Exercise
The records below must be retyped exactly.

----

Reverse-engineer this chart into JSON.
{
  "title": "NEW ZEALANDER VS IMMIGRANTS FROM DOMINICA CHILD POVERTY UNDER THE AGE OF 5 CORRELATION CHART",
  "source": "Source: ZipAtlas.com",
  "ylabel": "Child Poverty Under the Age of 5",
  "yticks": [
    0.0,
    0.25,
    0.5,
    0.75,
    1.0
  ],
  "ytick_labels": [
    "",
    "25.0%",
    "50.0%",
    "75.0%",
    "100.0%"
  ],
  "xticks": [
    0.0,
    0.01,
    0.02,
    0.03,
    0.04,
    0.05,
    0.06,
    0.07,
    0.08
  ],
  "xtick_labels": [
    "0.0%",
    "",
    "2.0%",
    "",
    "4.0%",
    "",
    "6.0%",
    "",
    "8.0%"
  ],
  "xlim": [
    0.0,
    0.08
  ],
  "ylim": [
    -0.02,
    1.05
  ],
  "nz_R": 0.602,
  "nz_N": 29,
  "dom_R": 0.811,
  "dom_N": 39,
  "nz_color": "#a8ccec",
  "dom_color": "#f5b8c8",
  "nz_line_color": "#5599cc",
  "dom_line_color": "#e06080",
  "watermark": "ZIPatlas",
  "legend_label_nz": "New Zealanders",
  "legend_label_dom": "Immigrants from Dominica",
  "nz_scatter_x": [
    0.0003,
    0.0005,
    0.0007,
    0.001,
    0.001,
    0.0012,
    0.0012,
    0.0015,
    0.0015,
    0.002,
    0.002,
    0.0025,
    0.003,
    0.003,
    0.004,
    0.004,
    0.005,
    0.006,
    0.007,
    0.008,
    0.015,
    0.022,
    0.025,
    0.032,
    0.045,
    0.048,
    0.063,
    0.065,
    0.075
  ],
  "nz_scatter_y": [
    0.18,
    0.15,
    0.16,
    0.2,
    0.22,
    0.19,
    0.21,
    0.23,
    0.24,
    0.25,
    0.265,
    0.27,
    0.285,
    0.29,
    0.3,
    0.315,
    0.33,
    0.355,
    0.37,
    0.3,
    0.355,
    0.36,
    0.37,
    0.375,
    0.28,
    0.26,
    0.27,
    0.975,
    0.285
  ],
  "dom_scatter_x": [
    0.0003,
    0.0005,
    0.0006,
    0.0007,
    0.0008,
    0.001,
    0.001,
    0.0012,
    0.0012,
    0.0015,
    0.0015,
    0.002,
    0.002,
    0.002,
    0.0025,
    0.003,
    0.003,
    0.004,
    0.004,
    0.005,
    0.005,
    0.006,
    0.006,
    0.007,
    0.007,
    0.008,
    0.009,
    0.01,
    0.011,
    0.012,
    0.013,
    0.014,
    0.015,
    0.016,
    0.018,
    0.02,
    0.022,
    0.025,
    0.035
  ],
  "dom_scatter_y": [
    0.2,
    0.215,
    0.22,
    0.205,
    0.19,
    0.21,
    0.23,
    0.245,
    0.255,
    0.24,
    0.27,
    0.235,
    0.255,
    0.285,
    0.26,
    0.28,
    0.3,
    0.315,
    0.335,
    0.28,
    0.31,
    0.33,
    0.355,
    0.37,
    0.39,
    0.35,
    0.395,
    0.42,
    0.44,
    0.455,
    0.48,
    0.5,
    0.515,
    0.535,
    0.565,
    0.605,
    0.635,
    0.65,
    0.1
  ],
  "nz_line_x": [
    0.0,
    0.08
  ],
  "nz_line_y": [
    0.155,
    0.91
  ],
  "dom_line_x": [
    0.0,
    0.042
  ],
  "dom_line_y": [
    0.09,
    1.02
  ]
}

----

Written solution
Reverse-engineer this chart into JSON.
{
  "title": "NEW ZEALANDER VS IMMIGRANTS FROM DOMINICA CHILD POVERTY UNDER THE AGE OF 5 CORRELATION CHART",
  "source": "Source: ZipAtlas.com",
  "ylabel": "Child Poverty Under the Age of 5",
  "yticks": [
    0.0,
    0.25,
    0.5,
    0.75,
    1.0
  ],
  "ytick_labels": [
    "",
    "25.0%",
    "50.0%",
    "75.0%",
    "100.0%"
  ],
  "xticks": [
    0.0,
    0.01,
    0.02,
    0.03,
    0.04,
    0.05,
    0.06,
    0.07,
    0.08
  ],
  "xtick_labels": [
    "0.0%",
    "",
    "2.0%",
    "",
    "4.0%",
    "",
    "6.0%",
    "",
    "8.0%"
  ],
  "xlim": [
    0.0,
    0.08
  ],
  "ylim": [
    -0.02,
    1.05
  ],
  "nz_R": 0.602,
  "nz_N": 29,
  "dom_R": 0.811,
  "dom_N": 39,
  "nz_color": "#a8ccec",
  "dom_color": "#f5b8c8",
  "nz_line_color": "#5599cc",
  "dom_line_color": "#e06080",
  "watermark": "ZIPatlas",
  "legend_label_nz": "New Zealanders",
  "legend_label_dom": "Immigrants from Dominica",
  "nz_scatter_x": [
    0.0003,
    0.0005,
    0.0007,
    0.001,
    0.001,
    0.0012,
    0.0012,
    0.0015,
    0.0015,
    0.002,
    0.002,
    0.0025,
    0.003,
    0.003,
    0.004,
    0.004,
    0.005,
    0.006,
    0.007,
    0.008,
    0.015,
    0.022,
    0.025,
    0.032,
    0.045,
    0.048,
    0.063,
    0.065,
    0.075
  ],
  "nz_scatter_y": [
    0.18,
    0.15,
    0.16,
    0.2,
    0.22,
    0.19,
    0.21,
    0.23,
    0.24,
    0.25,
    0.265,
    0.27,
    0.285,
    0.29,
    0.3,
    0.315,
    0.33,
    0.355,
    0.37,
    0.3,
    0.355,
    0.36,
    0.37,
    0.375,
    0.28,
    0.26,
    0.27,
    0.975,
    0.285
  ],
  "dom_scatter_x": [
    0.0003,
    0.0005,
    0.0006,
    0.0007,
    0.0008,
    0.001,
    0.001,
    0.0012,
    0.0012,
    0.0015,
    0.0015,
    0.002,
    0.002,
    0.002,
    0.0025,
    0.003,
    0.003,
    0.004,
    0.004,
    0.005,
    0.005,
    0.006,
    0.006,
    0.007,
    0.007,
    0.008,
    0.009,
    0.01,
    0.011,
    0.012,
    0.013,
    0.014,
    0.015,
    0.016,
    0.018,
    0.02,
    0.022,
    0.025,
    0.035
  ],
  "dom_scatter_y": [
    0.2,
    0.215,
    0.22,
    0.205,
    0.19,
    0.21,
    0.23,
    0.245,
    0.255,
    0.24,
    0.27,
    0.235,
    0.255,
    0.285,
    0.26,
    0.28,
    0.3,
    0.315,
    0.335,
    0.28,
    0.31,
    0.33,
    0.355,
    0.37,
    0.39,
    0.35,
    0.395,
    0.42,
    0.44,
    0.455,
    0.48,
    0.5,
    0.515,
    0.535,
    0.565,
    0.605,
    0.635,
    0.65,
    0.1
  ],
  "nz_line_x": [
    0.0,
    0.08
  ],
  "nz_line_y": [
    0.155,
    0.91
  ],
  "dom_line_x": [
    0.0,
    0.042
  ],
  "dom_line_y": [
    0.09,
    1.02
  ]
}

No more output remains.